— Begin GIVEN RECORDS —

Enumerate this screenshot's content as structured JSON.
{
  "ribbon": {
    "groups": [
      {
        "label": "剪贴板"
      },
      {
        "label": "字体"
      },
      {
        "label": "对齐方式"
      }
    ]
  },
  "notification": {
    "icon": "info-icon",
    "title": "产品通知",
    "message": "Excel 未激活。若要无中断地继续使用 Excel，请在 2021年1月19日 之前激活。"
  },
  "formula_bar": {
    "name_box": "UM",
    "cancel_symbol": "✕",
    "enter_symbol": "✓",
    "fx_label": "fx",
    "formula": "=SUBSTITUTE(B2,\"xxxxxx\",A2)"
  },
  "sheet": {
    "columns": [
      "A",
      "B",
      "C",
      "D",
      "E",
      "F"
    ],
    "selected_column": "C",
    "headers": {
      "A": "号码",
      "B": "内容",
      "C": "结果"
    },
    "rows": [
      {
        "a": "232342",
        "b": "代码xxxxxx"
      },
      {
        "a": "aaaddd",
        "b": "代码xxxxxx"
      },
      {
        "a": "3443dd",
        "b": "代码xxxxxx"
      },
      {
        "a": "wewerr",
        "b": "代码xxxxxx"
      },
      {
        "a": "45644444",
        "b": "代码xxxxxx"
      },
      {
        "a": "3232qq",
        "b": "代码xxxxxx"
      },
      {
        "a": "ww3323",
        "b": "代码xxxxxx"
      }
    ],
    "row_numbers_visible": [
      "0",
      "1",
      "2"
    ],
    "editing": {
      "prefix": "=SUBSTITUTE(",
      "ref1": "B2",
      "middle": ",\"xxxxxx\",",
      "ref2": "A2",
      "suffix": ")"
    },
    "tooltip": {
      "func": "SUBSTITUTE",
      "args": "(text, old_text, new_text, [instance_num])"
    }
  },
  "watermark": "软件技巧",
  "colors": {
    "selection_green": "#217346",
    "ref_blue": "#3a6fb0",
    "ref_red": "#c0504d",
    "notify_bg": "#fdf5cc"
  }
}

— End GIVEN RECORDS —

- **WHAT YOU WILL DO**:
Reproduce the data, keeping every line exactly the same.

- **IN RESPONSE**:
Enumerate this screenshot's content as structured JSON.
{
  "ribbon": {
    "groups": [
      {
        "label": "剪贴板"
      },
      {
        "label": "字体"
      },
      {
        "label": "对齐方式"
      }
    ]
  },
  "notification": {
    "icon": "info-icon",
    "title": "产品通知",
    "message": "Excel 未激活。若要无中断地继续使用 Excel，请在 2021年1月19日 之前激活。"
  },
  "formula_bar": {
    "name_box": "UM",
    "cancel_symbol": "✕",
    "enter_symbol": "✓",
    "fx_label": "fx",
    "formula": "=SUBSTITUTE(B2,\"xxxxxx\",A2)"
  },
  "sheet": {
    "columns": [
      "A",
      "B",
      "C",
      "D",
      "E",
      "F"
    ],
    "selected_column": "C",
    "headers": {
      "A": "号码",
      "B": "内容",
      "C": "结果"
    },
    "rows": [
      {
        "a": "232342",
        "b": "代码xxxxxx"
      },
      {
        "a": "aaaddd",
        "b": "代码xxxxxx"
      },
      {
        "a": "3443dd",
        "b": "代码xxxxxx"
      },
      {
        "a": "wewerr",
        "b": "代码xxxxxx"
      },
      {
        "a": "45644444",
        "b": "代码xxxxxx"
      },
      {
        "a": "3232qq",
        "b": "代码xxxxxx"
      },
      {
        "a": "ww3323",
        "b": "代码xxxxxx"
      }
    ],
    "row_numbers_visible": [
      "0",
      "1",
      "2"
    ],
    "editing": {
      "prefix": "=SUBSTITUTE(",
      "ref1": "B2",
      "middle": ",\"xxxxxx\",",
      "ref2": "A2",
      "suffix": ")"
    },
    "tooltip": {
      "func": "SUBSTITUTE",
      "args": "(text, old_text, new_text, [instance_num])"
    }
  },
  "watermark": "软件技巧",
  "colors": {
    "selection_green": "#217346",
    "ref_blue": "#3a6fb0",
    "ref_red": "#c0504d",
    "notify_bg": "#fdf5cc"
  }
}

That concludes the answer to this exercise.